▸ **Brief**
Write each line out exactly, leaving none out.

▸ **The records**
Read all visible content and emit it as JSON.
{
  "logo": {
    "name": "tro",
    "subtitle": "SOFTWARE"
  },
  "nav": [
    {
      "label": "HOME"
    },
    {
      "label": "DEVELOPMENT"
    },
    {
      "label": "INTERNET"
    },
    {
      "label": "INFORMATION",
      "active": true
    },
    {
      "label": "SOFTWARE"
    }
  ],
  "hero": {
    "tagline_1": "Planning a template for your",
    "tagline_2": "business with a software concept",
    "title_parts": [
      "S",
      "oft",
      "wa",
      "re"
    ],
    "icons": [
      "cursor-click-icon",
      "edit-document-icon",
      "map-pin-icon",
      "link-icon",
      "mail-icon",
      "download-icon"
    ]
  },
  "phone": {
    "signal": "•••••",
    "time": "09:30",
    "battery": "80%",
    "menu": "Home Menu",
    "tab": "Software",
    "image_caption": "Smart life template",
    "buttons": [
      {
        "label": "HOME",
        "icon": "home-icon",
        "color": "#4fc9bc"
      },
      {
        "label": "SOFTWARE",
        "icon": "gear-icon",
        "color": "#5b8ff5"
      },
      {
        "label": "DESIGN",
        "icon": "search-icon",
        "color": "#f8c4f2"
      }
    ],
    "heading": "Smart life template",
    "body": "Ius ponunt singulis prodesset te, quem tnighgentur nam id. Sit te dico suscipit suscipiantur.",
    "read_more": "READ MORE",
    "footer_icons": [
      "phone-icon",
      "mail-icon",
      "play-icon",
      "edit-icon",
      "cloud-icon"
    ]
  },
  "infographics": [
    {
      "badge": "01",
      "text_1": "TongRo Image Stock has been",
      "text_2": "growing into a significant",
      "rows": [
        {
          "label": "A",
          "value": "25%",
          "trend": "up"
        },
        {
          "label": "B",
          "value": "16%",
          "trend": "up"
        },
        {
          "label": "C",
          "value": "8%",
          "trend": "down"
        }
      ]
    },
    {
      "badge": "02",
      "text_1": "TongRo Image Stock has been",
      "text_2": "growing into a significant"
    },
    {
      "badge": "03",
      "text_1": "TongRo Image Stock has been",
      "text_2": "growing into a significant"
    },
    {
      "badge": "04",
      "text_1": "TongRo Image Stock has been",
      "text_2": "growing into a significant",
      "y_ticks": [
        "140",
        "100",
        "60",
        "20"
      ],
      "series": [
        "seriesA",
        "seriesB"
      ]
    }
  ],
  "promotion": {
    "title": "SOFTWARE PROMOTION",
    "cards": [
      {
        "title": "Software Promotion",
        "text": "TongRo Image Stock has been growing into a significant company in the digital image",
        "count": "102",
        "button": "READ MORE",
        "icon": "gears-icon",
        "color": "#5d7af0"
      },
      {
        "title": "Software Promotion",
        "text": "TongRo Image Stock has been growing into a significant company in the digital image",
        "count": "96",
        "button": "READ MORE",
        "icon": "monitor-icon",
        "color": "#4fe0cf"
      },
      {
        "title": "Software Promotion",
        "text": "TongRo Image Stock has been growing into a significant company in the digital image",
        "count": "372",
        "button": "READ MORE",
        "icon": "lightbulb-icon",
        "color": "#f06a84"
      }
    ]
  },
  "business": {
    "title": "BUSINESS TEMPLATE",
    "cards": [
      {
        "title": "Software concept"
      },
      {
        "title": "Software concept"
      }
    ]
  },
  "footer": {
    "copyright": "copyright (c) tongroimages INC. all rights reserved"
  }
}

▸ **Result**
Read all visible content and emit it as JSON.
{
  "logo": {
    "name": "tro",
    "subtitle": "SOFTWARE"
  },
  "nav": [
    {
      "label": "HOME"
    },
    {
      "label": "DEVELOPMENT"
    },
    {
      "label": "INTERNET"
    },
    {
      "label": "INFORMATION",
      "active": true
    },
    {
      "label": "SOFTWARE"
    }
  ],
  "hero": {
    "tagline_1": "Planning a template for your",
    "tagline_2": "business with a software concept",
    "title_parts": [
      "S",
      "oft",
      "wa",
      "re"
    ],
    "icons": [
      "cursor-click-icon",
      "edit-document-icon",
      "map-pin-icon",
      "link-icon",
      "mail-icon",
      "download-icon"
    ]
  },
  "phone": {
    "signal": "•••••",
    "time": "09:30",
    "battery": "80%",
    "menu": "Home Menu",
    "tab": "Software",
    "image_caption": "Smart life template",
    "buttons": [
      {
        "label": "HOME",
        "icon": "home-icon",
        "color": "#4fc9bc"
      },
      {
        "label": "SOFTWARE",
        "icon": "gear-icon",
        "color": "#5b8ff5"
      },
      {
        "label": "DESIGN",
        "icon": "search-icon",
        "color": "#f8c4f2"
      }
    ],
    "heading": "Smart life template",
    "body": "Ius ponunt singulis prodesset te, quem tnighgentur nam id. Sit te dico suscipit suscipiantur.",
    "read_more": "READ MORE",
    "footer_icons": [
      "phone-icon",
      "mail-icon",
      "play-icon",
      "edit-icon",
      "cloud-icon"
    ]
  },
  "infographics": [
    {
      "badge": "01",
      "text_1": "TongRo Image Stock has been",
      "text_2": "growing into a significant",
      "rows": [
        {
          "label": "A",
          "value": "25%",
          "trend": "up"
        },
        {
          "label": "B",
          "value": "16%",
          "trend": "up"
        },
        {
          "label": "C",
          "value": "8%",
          "trend": "down"
        }
      ]
    },
    {
      "badge": "02",
      "text_1": "TongRo Image Stock has been",
      "text_2": "growing into a significant"
    },
    {
      "badge": "03",
      "text_1": "TongRo Image Stock has been",
      "text_2": "growing into a significant"
    },
    {
      "badge": "04",
      "text_1": "TongRo Image Stock has been",
      "text_2": "growing into a significant",
      "y_ticks": [
        "140",
        "100",
        "60",
        "20"
      ],
      "series": [
        "seriesA",
        "seriesB"
      ]
    }
  ],
  "promotion": {
    "title": "SOFTWARE PROMOTION",
    "cards": [
      {
        "title": "Software Promotion",
        "text": "TongRo Image Stock has been growing into a significant company in the digital image",
        "count": "102",
        "button": "READ MORE",
        "icon": "gears-icon",
        "color": "#5d7af0"
      },
      {
        "title": "Software Promotion",
        "text": "TongRo Image Stock has been growing into a significant company in the digital image",
        "count": "96",
        "button": "READ MORE",
        "icon": "monitor-icon",
        "color": "#4fe0cf"
      },
      {
        "title": "Software Promotion",
        "text": "TongRo Image Stock has been growing into a significant company in the digital image",
        "count": "372",
        "button": "READ MORE",
        "icon": "lightbulb-icon",
        "color": "#f06a84"
      }
    ]
  },
  "business": {
    "title": "BUSINESS TEMPLATE",
    "cards": [
      {
        "title": "Software concept"
      },
      {
        "title": "Software concept"
      }
    ]
  },
  "footer": {
    "copyright": "copyright (c) tongroimages INC. all rights reserved"
  }
}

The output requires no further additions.